* _What the task requires_
A line counts if it contains the word "arrow" at least once. State how many such lines the records contain, giving the number alone.

* START Entries supplied *

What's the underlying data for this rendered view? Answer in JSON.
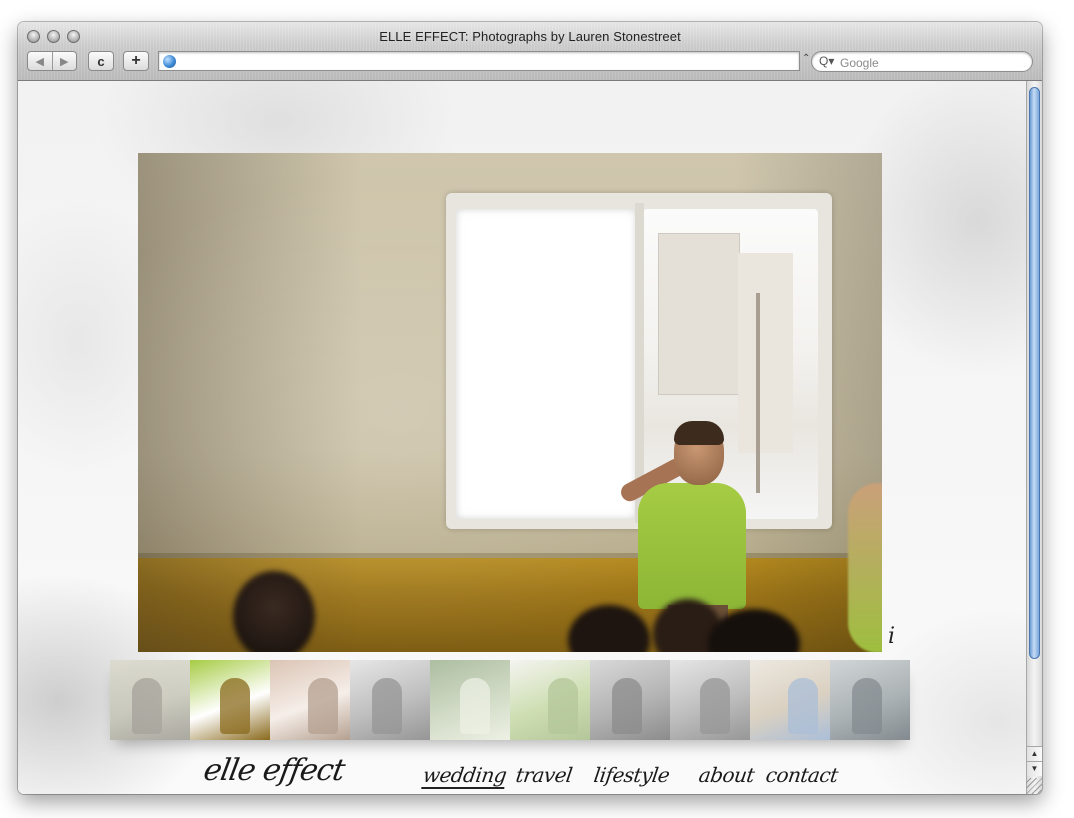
{
  "window": {
    "title": "ELLE EFFECT: Photographs by Lauren Stonestreet"
  },
  "toolbar": {
    "back_icon": "back-arrow-icon",
    "forward_icon": "forward-arrow-icon",
    "reload_label": "c",
    "add_bookmark_label": "+",
    "url_value": "",
    "search_placeholder": "Google",
    "search_icon_label": "Q▾"
  },
  "page": {
    "info_glyph": "i",
    "logo": "elle effect",
    "nav": [
      {
        "label": "wedding",
        "selected": true
      },
      {
        "label": "travel",
        "selected": false
      },
      {
        "label": "lifestyle",
        "selected": false
      },
      {
        "label": "about",
        "selected": false
      },
      {
        "label": "contact",
        "selected": false
      }
    ],
    "thumbnails": [
      {
        "subject": "house-and-figure",
        "palette": [
          "#b9b9a6",
          "#d9d7c6",
          "#7d7a6c"
        ],
        "active": false
      },
      {
        "subject": "boy-at-window",
        "palette": [
          "#ffffff",
          "#a6cc44",
          "#8a6a1c"
        ],
        "active": true
      },
      {
        "subject": "smiling-woman",
        "palette": [
          "#f4e8df",
          "#caa58c",
          "#8b6a50"
        ],
        "active": false
      },
      {
        "subject": "boy-black-and-white",
        "palette": [
          "#9c9c9c",
          "#dcdcdc",
          "#5a5a5a"
        ],
        "active": false
      },
      {
        "subject": "girl-in-garden",
        "palette": [
          "#b9c9a7",
          "#7f9b6c",
          "#e6ecd8"
        ],
        "active": false
      },
      {
        "subject": "bride-on-grass",
        "palette": [
          "#b4cf88",
          "#f2f2ec",
          "#8aa860"
        ],
        "active": false
      },
      {
        "subject": "crowd-black-and-white",
        "palette": [
          "#8a8a8a",
          "#c6c6c6",
          "#4a4a4a"
        ],
        "active": false
      },
      {
        "subject": "tree-black-and-white",
        "palette": [
          "#9a9a9a",
          "#dadada",
          "#5c5c5c"
        ],
        "active": false
      },
      {
        "subject": "children-outdoors",
        "palette": [
          "#c8b9a0",
          "#e6dfd2",
          "#7b9bc4"
        ],
        "active": false
      },
      {
        "subject": "man-portrait",
        "palette": [
          "#7f8a8e",
          "#b9c0c2",
          "#3f4a52"
        ],
        "active": false
      }
    ]
  },
  "colors": {
    "accent_scroll": "#6b9bd6",
    "ink": "#1a1a1a"
  }
}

* END Entries supplied *

* _Full solution_
2